● **EXERCISE GOAL**
Your task is to restate the data word for word.

● **RECORDS TO USE**
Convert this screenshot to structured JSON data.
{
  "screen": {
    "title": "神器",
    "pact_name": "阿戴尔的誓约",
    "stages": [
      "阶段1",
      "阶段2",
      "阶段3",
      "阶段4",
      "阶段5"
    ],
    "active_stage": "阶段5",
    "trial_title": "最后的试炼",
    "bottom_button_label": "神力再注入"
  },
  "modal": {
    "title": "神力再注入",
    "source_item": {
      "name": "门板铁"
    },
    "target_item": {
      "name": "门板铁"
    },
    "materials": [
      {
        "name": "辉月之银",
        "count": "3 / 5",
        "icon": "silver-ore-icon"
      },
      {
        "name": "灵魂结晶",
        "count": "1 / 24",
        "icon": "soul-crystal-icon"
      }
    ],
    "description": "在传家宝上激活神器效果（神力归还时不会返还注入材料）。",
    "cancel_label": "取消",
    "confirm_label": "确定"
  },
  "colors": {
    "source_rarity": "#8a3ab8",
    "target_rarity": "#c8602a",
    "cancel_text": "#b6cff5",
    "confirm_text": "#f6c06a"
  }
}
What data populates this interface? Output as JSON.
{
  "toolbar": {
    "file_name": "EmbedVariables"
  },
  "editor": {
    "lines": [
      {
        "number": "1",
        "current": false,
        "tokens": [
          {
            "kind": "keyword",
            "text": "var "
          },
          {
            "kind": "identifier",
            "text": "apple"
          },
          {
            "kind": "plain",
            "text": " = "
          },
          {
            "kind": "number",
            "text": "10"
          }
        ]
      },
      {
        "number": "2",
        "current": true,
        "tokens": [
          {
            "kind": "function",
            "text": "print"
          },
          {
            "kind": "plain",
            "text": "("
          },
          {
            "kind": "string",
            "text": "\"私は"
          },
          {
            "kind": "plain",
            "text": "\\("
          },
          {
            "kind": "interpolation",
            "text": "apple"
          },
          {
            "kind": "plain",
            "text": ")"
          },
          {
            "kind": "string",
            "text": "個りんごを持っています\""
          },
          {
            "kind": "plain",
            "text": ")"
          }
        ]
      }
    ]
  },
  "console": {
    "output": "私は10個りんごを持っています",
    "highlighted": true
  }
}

● **FINISHED TASK**
Convert this screenshot to structured JSON data.
{
  "screen": {
    "title": "神器",
    "pact_name": "阿戴尔的誓约",
    "stages": [
      "阶段1",
      "阶段2",
      "阶段3",
      "阶段4",
      "阶段5"
    ],
    "active_stage": "阶段5",
    "trial_title": "最后的试炼",
    "bottom_button_label": "神力再注入"
  },
  "modal": {
    "title": "神力再注入",
    "source_item": {
      "name": "门板铁"
    },
    "target_item": {
      "name": "门板铁"
    },
    "materials": [
      {
        "name": "辉月之银",
        "count": "3 / 5",
        "icon": "silver-ore-icon"
      },
      {
        "name": "灵魂结晶",
        "count": "1 / 24",
        "icon": "soul-crystal-icon"
      }
    ],
    "description": "在传家宝上激活神器效果（神力归还时不会返还注入材料）。",
    "cancel_label": "取消",
    "confirm_label": "确定"
  },
  "colors": {
    "source_rarity": "#8a3ab8",
    "target_rarity": "#c8602a",
    "cancel_text": "#b6cff5",
    "confirm_text": "#f6c06a"
  }
}
What data populates this interface? Output as JSON.
{
  "toolbar": {
    "file_name": "EmbedVariables"
  },
  "editor": {
    "lines": [
      {
        "number": "1",
        "current": false,
        "tokens": [
          {
            "kind": "keyword",
            "text": "var "
          },
          {
            "kind": "identifier",
            "text": "apple"
          },
          {
            "kind": "plain",
            "text": " = "
          },
          {
            "kind": "number",
            "text": "10"
          }
        ]
      },
      {
        "number": "2",
        "current": true,
        "tokens": [
          {
            "kind": "function",
            "text": "print"
          },
          {
            "kind": "plain",
            "text": "("
          },
          {
            "kind": "string",
            "text": "\"私は"
          },
          {
            "kind": "plain",
            "text": "\\("
          },
          {
            "kind": "interpolation",
            "text": "apple"
          },
          {
            "kind": "plain",
            "text": ")"
          },
          {
            "kind": "string",
            "text": "個りんごを持っています\""
          },
          {
            "kind": "plain",
            "text": ")"
          }
        ]
      }
    ]
  },
  "console": {
    "output": "私は10個りんごを持っています",
    "highlighted": true
  }
}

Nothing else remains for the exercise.